**TASK TO CARRY OUT:** Below are some records; reproduce every one of them exactly.

**AVAILABLE DATA:**
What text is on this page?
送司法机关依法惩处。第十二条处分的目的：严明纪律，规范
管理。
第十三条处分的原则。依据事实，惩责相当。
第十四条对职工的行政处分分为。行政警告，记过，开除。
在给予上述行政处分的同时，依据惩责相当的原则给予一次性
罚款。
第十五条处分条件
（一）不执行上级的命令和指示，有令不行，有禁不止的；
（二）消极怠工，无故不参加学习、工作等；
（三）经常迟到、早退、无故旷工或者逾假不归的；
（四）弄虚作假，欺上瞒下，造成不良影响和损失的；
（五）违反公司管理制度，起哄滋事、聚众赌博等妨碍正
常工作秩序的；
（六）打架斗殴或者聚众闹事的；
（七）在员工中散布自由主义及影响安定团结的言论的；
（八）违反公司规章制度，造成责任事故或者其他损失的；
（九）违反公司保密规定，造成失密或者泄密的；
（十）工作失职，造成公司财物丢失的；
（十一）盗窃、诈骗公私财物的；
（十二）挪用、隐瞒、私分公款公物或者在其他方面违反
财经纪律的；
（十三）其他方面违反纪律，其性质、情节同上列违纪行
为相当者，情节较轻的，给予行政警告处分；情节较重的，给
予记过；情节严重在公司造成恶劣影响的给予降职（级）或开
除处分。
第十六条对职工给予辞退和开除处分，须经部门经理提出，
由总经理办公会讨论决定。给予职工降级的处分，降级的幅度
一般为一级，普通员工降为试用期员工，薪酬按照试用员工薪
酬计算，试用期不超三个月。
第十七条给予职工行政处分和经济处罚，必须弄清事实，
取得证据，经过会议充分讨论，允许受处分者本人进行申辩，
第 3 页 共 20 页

**OUTPUT BELOW:**
What text is on this page?
送司法机关依法惩处。第十二条处分的目的：严明纪律，规范
管理。
第十三条处分的原则。依据事实，惩责相当。
第十四条对职工的行政处分分为。行政警告，记过，开除。
在给予上述行政处分的同时，依据惩责相当的原则给予一次性
罚款。
第十五条处分条件
（一）不执行上级的命令和指示，有令不行，有禁不止的；
（二）消极怠工，无故不参加学习、工作等；
（三）经常迟到、早退、无故旷工或者逾假不归的；
（四）弄虚作假，欺上瞒下，造成不良影响和损失的；
（五）违反公司管理制度，起哄滋事、聚众赌博等妨碍正
常工作秩序的；
（六）打架斗殴或者聚众闹事的；
（七）在员工中散布自由主义及影响安定团结的言论的；
（八）违反公司规章制度，造成责任事故或者其他损失的；
（九）违反公司保密规定，造成失密或者泄密的；
（十）工作失职，造成公司财物丢失的；
（十一）盗窃、诈骗公私财物的；
（十二）挪用、隐瞒、私分公款公物或者在其他方面违反
财经纪律的；
（十三）其他方面违反纪律，其性质、情节同上列违纪行
为相当者，情节较轻的，给予行政警告处分；情节较重的，给
予记过；情节严重在公司造成恶劣影响的给予降职（级）或开
除处分。
第十六条对职工给予辞退和开除处分，须经部门经理提出，
由总经理办公会讨论决定。给予职工降级的处分，降级的幅度
一般为一级，普通员工降为试用期员工，薪酬按照试用员工薪
酬计算，试用期不超三个月。
第十七条给予职工行政处分和经济处罚，必须弄清事实，
取得证据，经过会议充分讨论，允许受处分者本人进行申辩，
第 3 页 共 20 页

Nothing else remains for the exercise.